• [Raw records]:
________

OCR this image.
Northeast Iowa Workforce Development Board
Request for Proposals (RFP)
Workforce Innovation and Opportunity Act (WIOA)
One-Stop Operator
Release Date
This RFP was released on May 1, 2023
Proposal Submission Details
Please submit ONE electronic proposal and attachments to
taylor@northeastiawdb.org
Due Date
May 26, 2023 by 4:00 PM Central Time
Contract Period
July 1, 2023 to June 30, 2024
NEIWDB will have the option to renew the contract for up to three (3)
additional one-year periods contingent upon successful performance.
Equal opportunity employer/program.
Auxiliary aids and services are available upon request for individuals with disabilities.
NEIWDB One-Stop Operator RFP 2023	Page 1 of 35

________

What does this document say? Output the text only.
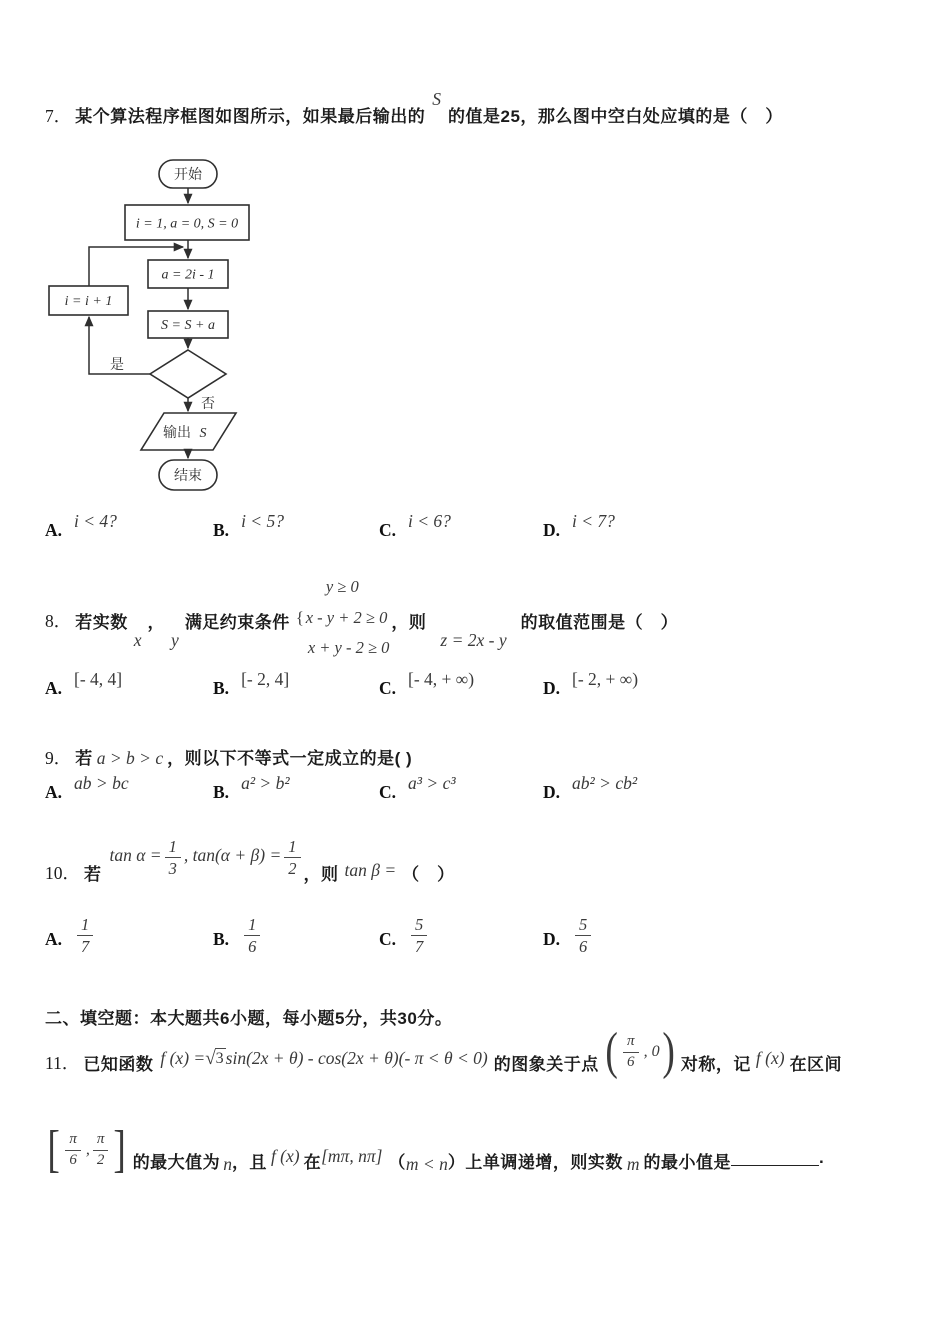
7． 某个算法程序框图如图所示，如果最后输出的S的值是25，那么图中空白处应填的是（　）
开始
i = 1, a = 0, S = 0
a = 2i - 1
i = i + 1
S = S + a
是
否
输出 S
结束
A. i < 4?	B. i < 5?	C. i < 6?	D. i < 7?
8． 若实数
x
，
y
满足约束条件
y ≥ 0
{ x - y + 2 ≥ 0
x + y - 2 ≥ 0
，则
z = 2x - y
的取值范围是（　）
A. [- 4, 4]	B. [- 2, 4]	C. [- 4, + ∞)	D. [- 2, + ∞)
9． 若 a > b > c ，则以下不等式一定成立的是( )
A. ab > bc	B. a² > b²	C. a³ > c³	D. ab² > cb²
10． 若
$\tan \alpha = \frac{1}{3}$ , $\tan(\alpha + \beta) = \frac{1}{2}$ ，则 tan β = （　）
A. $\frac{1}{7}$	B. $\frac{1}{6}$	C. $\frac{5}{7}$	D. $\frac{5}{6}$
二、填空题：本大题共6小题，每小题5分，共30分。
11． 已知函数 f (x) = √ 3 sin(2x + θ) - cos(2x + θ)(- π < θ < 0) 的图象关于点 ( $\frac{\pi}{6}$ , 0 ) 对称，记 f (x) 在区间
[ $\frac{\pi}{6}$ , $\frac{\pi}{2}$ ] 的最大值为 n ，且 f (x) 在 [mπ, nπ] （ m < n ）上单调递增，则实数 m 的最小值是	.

________

• [Task details]:
Single out each line of the records above with the string "Operator" in it, and copy it.

• [Exercise result]:
One-Stop Operator
NEIWDB One-Stop Operator RFP 2023	Page 1 of 35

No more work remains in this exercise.